**Short task**
Copy each line below in which the string "Definition" occurs.

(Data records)
• • • • •

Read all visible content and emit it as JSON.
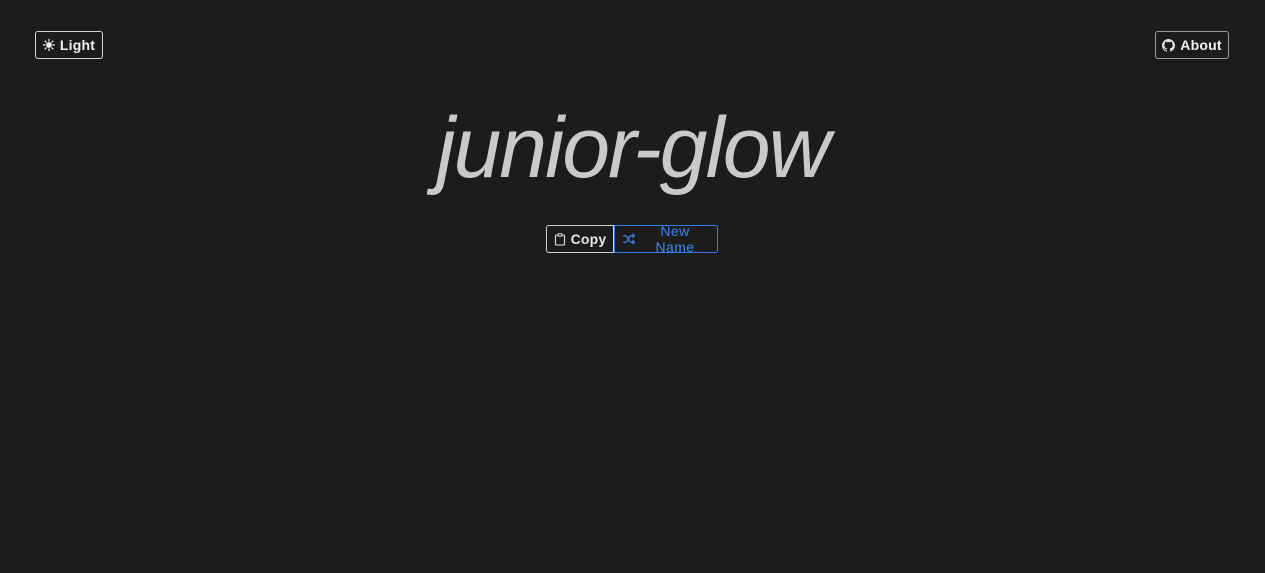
{
  "header": {
    "theme_toggle_label": "Light",
    "about_label": "About"
  },
  "main": {
    "generated_name": "junior-glow",
    "copy_label": "Copy",
    "new_name_label": "New Name"
  },
  "colors": {
    "background": "#1c1c1c",
    "name_text": "#c9c9c9",
    "accent": "#2f7ef0"
  },
  "icons": {
    "theme_toggle": "sun-icon",
    "about": "github-icon",
    "copy": "clipboard-icon",
    "new_name": "shuffle-icon"
  }
}
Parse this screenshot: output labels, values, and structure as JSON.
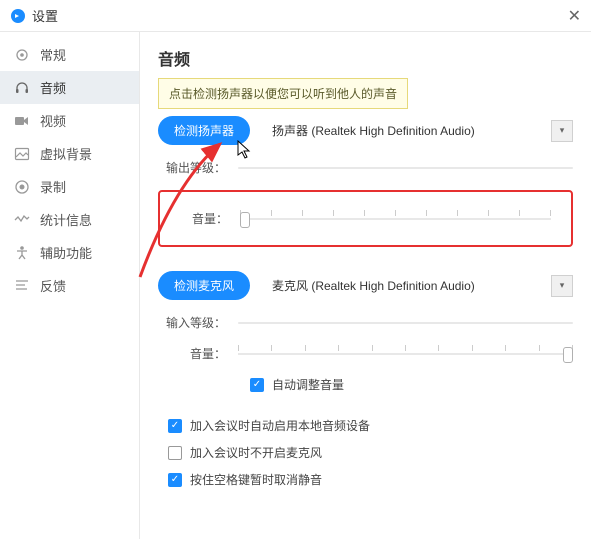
{
  "titlebar": {
    "title": "设置"
  },
  "sidebar": {
    "items": [
      {
        "label": "常规"
      },
      {
        "label": "音频"
      },
      {
        "label": "视频"
      },
      {
        "label": "虚拟背景"
      },
      {
        "label": "录制"
      },
      {
        "label": "统计信息"
      },
      {
        "label": "辅助功能"
      },
      {
        "label": "反馈"
      }
    ]
  },
  "page": {
    "title": "音频",
    "tooltip": "点击检测扬声器以便您可以听到他人的声音",
    "speaker": {
      "test_btn": "检测扬声器",
      "device": "扬声器 (Realtek High Definition Audio)",
      "output_level_label": "输出等级：",
      "volume_label": "音量："
    },
    "mic": {
      "test_btn": "检测麦克风",
      "device": "麦克风 (Realtek High Definition Audio)",
      "input_level_label": "输入等级：",
      "volume_label": "音量：",
      "auto_adjust": "自动调整音量"
    },
    "options": {
      "auto_enable_audio": "加入会议时自动启用本地音频设备",
      "join_without_mic": "加入会议时不开启麦克风",
      "space_unmute": "按住空格键暂时取消静音"
    }
  }
}
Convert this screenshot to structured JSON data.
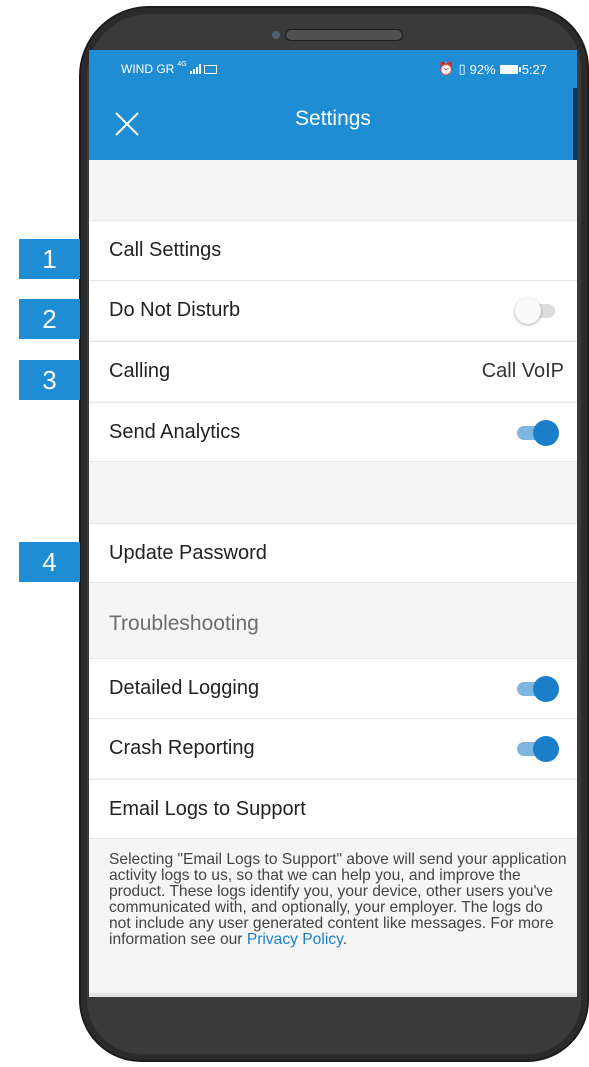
{
  "status_bar": {
    "carrier": "WIND GR",
    "network": "4G",
    "battery": "92%",
    "time": "5:27"
  },
  "toolbar": {
    "title": "Settings",
    "close_icon": "close-icon"
  },
  "rows": {
    "call_settings": {
      "label": "Call Settings"
    },
    "do_not_disturb": {
      "label": "Do Not Disturb",
      "enabled": false
    },
    "calling": {
      "label": "Calling",
      "value": "Call VoIP"
    },
    "send_analytics": {
      "label": "Send Analytics",
      "enabled": true
    },
    "update_password": {
      "label": "Update Password"
    },
    "detailed_logging": {
      "label": "Detailed Logging",
      "enabled": true
    },
    "crash_reporting": {
      "label": "Crash Reporting",
      "enabled": true
    },
    "email_logs": {
      "label": "Email Logs to Support"
    }
  },
  "troubleshooting_header": "Troubleshooting",
  "footer": {
    "text": "Selecting \"Email Logs to Support\" above will send your application activity logs to us, so that we can help you, and improve the product. These logs identify you, your device, other users you've communicated with, and optionally, your employer. The logs do not include any user generated content like messages. For more information see our",
    "link_text": "Privacy Policy",
    "end": "."
  },
  "callouts": [
    "1",
    "2",
    "3",
    "4"
  ],
  "colors": {
    "accent": "#1e8dd4",
    "toggle_on": "#1a7fc8",
    "background": "#f5f5f5"
  },
  "nav_icons": [
    "back-icon",
    "home-icon",
    "recents-icon"
  ]
}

• • • • •

**The solution**
      "device": "扬声器 (Realtek High Definition Audio)",
      "device": "麦克风 (Realtek High Definition Audio)",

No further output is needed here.